(WHAT YOU HAVE TO DO) From the listing below, pull out the lines that hold "data".

(RECORDS SHOWN)
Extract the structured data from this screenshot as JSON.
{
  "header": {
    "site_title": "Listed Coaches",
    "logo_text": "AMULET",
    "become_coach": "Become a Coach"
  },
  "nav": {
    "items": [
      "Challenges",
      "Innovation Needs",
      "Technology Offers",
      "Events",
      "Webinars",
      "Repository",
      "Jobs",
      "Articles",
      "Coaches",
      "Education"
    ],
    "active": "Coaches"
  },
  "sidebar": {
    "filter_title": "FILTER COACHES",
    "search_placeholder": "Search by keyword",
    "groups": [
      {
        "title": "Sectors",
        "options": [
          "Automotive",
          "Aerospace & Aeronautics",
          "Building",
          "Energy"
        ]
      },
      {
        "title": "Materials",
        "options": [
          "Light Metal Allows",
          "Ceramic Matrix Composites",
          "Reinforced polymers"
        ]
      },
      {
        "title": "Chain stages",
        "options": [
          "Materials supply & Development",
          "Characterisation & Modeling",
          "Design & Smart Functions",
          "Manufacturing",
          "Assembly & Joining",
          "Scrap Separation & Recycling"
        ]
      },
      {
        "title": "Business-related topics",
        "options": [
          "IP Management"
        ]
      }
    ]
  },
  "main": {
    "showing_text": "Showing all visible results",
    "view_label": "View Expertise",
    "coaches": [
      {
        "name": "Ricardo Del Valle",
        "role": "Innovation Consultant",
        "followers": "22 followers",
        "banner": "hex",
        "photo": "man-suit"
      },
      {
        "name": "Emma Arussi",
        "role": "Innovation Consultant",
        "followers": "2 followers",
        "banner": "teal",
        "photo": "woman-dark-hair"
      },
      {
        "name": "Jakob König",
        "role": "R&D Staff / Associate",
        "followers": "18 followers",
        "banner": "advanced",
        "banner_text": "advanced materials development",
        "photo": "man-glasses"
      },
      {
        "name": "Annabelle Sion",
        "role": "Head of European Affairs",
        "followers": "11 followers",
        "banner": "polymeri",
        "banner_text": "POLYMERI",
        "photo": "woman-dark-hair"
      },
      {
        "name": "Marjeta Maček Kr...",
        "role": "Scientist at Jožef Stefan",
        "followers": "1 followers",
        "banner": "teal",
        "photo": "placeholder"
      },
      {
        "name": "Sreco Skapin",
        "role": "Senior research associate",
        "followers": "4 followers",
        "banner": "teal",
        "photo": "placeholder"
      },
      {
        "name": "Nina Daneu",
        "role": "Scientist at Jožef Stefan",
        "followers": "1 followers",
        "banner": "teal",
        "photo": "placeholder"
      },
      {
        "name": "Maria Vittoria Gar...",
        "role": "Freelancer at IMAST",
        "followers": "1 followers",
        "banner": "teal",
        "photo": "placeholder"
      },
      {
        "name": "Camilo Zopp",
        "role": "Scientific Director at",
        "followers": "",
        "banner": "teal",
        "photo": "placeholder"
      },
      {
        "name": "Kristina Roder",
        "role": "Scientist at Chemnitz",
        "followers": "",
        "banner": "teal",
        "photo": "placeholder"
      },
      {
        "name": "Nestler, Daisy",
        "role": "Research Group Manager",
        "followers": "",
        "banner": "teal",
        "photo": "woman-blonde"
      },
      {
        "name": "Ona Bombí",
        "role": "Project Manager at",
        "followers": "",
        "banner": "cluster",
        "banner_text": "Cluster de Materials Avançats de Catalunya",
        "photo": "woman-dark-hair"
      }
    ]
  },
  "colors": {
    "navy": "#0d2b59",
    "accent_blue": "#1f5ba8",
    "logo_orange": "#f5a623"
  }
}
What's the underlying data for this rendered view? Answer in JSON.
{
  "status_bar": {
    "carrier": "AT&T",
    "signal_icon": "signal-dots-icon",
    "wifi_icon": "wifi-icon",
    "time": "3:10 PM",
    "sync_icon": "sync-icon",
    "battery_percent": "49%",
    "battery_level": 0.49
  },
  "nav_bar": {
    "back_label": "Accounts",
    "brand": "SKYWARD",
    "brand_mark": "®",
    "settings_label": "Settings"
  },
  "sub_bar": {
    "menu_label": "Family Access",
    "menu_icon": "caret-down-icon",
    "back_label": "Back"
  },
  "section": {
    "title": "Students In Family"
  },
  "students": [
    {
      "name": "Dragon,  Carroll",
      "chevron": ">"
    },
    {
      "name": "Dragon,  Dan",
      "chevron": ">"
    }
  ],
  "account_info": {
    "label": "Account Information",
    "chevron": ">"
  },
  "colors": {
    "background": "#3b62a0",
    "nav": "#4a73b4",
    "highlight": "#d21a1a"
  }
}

(TASK RESULT)
Extract the structured data from this screenshot as JSON.
What's the underlying data for this rendered view? Answer in JSON.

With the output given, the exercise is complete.